_Exercise instructions_. Extend the text on ECT for breast cancer cutaneous metastases, starting after its last sentence.

_Text_.
• • • • • • •
Importantly, ECT has shown notable effectiveness even in elderly and frail patients, a population frequently excluded from systemic therapeutic strategies, thus broadening its applicability in both curative and palliative contexts. The potential for combining ECT with systemic agents or innovative approaches highlights an expanding field of translational research that may further enhance its clinical utility. Despite the inherent limitations of the currently available studies—including methodological heterogeneity and the predominance of retrospective designs—the cumulative evidence supports ECT as a valuable, minimally invasive, and effective treatment modality for local disease control and quality-of-life improvement in patients with breast cancer cutaneous metastases.
• • • • • • •
(Document layout analysis data)

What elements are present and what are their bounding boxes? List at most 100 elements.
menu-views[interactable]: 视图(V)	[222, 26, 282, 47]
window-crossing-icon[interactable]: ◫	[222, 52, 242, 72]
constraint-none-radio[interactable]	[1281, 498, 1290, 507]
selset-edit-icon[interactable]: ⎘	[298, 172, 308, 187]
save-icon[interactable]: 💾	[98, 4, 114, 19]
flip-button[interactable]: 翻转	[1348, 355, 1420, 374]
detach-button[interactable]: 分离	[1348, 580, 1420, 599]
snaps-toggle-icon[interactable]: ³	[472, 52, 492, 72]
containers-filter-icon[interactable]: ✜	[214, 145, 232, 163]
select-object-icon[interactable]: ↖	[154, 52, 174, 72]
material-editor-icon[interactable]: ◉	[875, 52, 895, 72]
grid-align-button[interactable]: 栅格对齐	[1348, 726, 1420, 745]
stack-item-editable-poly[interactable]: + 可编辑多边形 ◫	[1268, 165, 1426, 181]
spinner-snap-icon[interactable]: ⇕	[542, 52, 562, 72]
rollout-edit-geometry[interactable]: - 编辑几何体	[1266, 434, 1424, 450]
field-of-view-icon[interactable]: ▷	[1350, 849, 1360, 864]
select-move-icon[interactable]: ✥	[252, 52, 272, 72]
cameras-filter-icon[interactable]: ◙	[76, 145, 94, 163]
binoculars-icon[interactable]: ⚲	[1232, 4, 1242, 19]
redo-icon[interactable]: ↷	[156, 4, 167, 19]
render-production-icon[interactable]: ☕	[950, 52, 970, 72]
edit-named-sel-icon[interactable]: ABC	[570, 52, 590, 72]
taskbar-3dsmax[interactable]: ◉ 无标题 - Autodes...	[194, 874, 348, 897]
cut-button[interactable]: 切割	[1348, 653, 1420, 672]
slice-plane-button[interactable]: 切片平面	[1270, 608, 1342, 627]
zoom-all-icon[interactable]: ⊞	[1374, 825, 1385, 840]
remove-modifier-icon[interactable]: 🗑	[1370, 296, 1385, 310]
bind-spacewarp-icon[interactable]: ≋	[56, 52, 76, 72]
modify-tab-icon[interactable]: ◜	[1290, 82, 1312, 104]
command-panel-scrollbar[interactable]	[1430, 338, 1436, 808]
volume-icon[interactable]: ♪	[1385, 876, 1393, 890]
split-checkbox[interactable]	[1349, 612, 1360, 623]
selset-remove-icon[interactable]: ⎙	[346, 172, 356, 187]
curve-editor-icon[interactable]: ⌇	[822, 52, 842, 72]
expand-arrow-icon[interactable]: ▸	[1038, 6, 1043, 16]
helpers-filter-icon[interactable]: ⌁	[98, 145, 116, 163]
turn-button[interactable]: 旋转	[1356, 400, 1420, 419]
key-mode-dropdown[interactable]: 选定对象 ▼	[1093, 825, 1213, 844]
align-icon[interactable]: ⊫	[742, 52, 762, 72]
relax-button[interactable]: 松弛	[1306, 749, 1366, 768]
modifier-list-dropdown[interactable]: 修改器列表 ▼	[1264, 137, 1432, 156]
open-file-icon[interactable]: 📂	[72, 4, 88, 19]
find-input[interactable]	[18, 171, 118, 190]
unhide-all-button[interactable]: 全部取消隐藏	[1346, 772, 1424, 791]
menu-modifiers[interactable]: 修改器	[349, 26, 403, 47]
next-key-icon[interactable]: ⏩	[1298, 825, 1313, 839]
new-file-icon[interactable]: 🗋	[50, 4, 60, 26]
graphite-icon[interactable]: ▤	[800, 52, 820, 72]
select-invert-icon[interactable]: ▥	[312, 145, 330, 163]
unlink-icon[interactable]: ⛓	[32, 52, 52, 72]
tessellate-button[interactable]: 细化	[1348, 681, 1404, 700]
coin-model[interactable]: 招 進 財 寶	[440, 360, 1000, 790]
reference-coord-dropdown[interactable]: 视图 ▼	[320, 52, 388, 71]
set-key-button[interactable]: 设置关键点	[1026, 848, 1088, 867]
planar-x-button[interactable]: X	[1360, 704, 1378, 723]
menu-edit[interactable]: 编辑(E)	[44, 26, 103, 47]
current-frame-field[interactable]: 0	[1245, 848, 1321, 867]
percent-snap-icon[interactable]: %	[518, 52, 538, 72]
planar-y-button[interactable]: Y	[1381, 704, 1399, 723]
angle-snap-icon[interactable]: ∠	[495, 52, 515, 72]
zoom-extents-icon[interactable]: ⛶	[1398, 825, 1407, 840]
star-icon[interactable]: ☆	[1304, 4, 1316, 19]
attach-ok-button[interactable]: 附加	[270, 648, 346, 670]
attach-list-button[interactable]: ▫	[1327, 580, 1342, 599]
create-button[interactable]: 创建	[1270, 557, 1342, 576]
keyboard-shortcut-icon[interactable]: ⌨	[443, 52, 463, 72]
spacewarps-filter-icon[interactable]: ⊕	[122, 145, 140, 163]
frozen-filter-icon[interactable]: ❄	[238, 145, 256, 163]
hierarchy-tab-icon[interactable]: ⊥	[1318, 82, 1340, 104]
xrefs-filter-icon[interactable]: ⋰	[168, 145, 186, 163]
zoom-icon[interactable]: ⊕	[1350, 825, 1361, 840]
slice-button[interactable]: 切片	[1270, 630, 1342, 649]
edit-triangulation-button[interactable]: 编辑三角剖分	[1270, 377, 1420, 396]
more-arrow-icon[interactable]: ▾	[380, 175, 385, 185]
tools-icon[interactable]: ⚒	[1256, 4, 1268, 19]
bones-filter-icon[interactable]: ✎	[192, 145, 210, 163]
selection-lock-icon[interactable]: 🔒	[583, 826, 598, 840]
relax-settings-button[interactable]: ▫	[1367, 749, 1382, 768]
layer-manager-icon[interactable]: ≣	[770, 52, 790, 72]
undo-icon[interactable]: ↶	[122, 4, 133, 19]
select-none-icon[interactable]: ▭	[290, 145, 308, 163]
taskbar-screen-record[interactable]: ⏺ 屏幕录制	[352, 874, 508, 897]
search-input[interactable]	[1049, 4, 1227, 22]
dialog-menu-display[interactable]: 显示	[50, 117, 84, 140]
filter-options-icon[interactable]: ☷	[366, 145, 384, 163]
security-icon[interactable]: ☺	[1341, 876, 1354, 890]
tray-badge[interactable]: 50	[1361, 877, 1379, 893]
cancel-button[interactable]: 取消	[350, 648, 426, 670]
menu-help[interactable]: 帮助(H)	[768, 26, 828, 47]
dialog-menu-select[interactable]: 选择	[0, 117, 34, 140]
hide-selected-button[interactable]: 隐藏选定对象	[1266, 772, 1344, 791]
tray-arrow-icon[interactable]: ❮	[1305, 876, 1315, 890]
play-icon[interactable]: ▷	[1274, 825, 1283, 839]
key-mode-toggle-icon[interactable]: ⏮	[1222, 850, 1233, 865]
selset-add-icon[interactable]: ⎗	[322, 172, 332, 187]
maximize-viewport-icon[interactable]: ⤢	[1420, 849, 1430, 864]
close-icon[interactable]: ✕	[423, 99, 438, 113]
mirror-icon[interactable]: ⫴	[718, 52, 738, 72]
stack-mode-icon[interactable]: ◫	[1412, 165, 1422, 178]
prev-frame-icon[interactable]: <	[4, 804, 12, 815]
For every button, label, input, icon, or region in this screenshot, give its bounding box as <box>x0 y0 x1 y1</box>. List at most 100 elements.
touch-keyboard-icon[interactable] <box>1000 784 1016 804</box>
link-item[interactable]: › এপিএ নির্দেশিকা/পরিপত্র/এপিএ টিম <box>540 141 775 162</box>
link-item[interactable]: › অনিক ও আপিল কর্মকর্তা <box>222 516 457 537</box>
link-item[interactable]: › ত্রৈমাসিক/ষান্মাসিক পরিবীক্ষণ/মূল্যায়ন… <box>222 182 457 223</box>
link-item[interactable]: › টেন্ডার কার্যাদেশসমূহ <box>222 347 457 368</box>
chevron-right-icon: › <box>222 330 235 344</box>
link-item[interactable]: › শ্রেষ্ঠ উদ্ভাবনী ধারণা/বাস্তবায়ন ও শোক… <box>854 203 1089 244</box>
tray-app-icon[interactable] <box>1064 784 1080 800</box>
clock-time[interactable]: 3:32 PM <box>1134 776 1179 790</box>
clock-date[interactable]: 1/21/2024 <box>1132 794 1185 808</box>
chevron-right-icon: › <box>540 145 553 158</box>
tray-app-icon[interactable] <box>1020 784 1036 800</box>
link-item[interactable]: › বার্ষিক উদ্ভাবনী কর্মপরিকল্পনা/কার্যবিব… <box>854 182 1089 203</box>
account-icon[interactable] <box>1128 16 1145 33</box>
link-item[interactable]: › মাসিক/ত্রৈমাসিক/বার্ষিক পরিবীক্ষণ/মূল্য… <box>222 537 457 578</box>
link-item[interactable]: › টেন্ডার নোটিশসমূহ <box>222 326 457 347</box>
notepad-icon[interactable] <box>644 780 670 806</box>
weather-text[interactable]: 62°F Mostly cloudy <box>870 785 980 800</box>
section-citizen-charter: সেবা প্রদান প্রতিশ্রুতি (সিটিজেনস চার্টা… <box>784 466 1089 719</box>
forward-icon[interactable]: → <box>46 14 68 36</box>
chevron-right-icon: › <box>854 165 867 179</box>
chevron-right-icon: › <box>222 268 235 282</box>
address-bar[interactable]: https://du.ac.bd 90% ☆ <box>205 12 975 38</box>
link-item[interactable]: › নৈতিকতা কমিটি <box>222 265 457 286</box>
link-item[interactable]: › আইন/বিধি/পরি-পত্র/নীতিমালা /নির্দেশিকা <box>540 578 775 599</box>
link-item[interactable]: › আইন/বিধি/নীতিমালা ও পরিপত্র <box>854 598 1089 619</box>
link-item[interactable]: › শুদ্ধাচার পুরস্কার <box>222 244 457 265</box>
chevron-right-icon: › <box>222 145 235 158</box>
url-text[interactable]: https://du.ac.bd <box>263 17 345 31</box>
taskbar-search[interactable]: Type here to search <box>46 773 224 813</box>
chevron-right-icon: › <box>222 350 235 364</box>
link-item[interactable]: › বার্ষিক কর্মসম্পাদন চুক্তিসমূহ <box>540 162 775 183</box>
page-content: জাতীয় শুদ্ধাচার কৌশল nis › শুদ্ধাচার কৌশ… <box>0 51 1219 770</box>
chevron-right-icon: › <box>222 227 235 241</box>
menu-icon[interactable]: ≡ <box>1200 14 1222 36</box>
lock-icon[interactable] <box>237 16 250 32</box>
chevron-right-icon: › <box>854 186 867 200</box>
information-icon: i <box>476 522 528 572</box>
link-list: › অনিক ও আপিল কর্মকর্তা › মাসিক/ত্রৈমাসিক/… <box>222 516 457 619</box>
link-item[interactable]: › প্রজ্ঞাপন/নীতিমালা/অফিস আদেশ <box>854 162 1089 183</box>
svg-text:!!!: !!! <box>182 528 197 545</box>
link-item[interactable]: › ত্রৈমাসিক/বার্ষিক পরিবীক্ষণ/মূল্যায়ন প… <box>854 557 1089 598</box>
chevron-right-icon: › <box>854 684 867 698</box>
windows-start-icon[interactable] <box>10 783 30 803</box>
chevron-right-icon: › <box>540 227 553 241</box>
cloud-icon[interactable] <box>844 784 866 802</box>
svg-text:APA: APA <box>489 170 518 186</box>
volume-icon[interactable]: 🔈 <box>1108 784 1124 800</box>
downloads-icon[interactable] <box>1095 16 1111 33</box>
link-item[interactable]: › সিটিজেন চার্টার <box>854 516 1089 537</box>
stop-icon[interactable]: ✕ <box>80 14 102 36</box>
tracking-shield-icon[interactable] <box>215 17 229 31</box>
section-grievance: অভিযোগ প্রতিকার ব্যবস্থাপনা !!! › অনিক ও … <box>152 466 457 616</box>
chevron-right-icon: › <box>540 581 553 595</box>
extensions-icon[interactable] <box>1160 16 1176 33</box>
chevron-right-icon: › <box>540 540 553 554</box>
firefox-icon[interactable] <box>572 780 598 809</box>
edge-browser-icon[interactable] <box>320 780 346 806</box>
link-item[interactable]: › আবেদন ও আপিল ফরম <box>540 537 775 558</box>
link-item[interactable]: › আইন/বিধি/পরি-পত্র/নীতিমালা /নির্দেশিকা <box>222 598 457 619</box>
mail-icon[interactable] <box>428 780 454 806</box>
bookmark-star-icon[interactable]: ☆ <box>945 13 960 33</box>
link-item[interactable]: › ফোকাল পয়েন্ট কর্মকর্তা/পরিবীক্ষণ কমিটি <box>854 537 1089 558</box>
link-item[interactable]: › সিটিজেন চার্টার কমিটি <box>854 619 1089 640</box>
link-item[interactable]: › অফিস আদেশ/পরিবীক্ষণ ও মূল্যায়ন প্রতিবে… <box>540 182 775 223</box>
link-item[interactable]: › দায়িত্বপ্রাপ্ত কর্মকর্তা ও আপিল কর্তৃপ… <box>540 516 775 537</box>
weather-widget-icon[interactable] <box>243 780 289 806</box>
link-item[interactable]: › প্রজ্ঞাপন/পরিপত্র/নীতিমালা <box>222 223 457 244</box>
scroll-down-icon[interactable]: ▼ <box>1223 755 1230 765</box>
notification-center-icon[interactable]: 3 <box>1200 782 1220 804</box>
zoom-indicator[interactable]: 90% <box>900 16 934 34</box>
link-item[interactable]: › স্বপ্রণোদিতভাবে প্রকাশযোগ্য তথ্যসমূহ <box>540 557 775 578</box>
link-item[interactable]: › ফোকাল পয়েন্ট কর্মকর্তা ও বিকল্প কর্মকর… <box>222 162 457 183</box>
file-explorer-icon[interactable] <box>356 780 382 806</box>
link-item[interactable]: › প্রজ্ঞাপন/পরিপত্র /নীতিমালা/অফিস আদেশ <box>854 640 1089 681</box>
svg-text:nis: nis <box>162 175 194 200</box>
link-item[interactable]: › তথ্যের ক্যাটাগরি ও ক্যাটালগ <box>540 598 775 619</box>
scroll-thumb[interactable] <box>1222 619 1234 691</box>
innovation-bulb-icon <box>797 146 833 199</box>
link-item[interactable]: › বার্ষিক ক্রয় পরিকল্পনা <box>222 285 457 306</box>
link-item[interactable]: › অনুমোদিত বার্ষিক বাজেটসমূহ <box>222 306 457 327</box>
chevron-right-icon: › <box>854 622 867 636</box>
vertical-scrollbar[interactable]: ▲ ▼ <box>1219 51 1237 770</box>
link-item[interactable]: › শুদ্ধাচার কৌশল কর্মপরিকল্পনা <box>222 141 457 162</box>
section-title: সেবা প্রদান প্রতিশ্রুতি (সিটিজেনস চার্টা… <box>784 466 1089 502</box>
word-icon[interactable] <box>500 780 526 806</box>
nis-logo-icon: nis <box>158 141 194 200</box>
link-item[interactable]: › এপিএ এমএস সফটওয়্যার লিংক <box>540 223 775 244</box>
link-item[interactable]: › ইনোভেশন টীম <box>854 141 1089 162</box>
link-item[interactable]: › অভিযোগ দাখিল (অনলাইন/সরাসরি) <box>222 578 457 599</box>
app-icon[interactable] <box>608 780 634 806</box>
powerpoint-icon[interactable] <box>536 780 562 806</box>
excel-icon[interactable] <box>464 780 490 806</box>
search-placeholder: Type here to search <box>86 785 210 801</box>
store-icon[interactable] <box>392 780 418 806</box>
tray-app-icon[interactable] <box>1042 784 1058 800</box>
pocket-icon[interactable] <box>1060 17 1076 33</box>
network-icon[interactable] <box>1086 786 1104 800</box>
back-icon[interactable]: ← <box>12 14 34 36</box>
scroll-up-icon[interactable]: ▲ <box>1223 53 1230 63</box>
• • • • • • •
_Answer box_.
4. Comparison with Other Therapeutic Options

The main locoregional techniques for treating cutaneous metastases are surgery, radiotherapy, photodynamic therapy, and electrochemotherapy. Immunotherapy and targeted agents are systemic treatments whose impact on cutaneous lesions is context-dependent and not directly comparable with procedures aimed at local control. Systemic chemotherapy remains standard for disseminated disease; systemic ORR in mBC varies by regimen and subtype, with cutaneous control depending on overall disease dynamics [55,56]. Radiotherapy (RT) is a valuable option, particularly for metastases located in areas that are difficult to operate on, providing meaningful pain relief and tumor size reduction. Response rates range from 60% to 80% for superficial lesions but are lower for deeper metastases [57]. Furthermore, multiple treatment sessions are usually required, and complete responses are relatively uncommon. Photodynamic therapy (PDT) offers a non-invasive option for superficial and visible metastases, with minimal toxicity such as pain or erythema at the treatment site. Nevertheless, available data are limited, with reported response rates between 50% and 70% but lacking randomized controlled trials (RCTs). Its use is restricted to superficial disease and is not applicable to all tumor types [58]. Surgery remains the most radical approach for well-defined, localized metastases, ensuring high response rates of up to 90%. However, the main drawbacks include the invasiveness of the procedure, risk of recurrence if excision is incomplete, and aesthetic or functional sequelae such as scarring or wound complications [59].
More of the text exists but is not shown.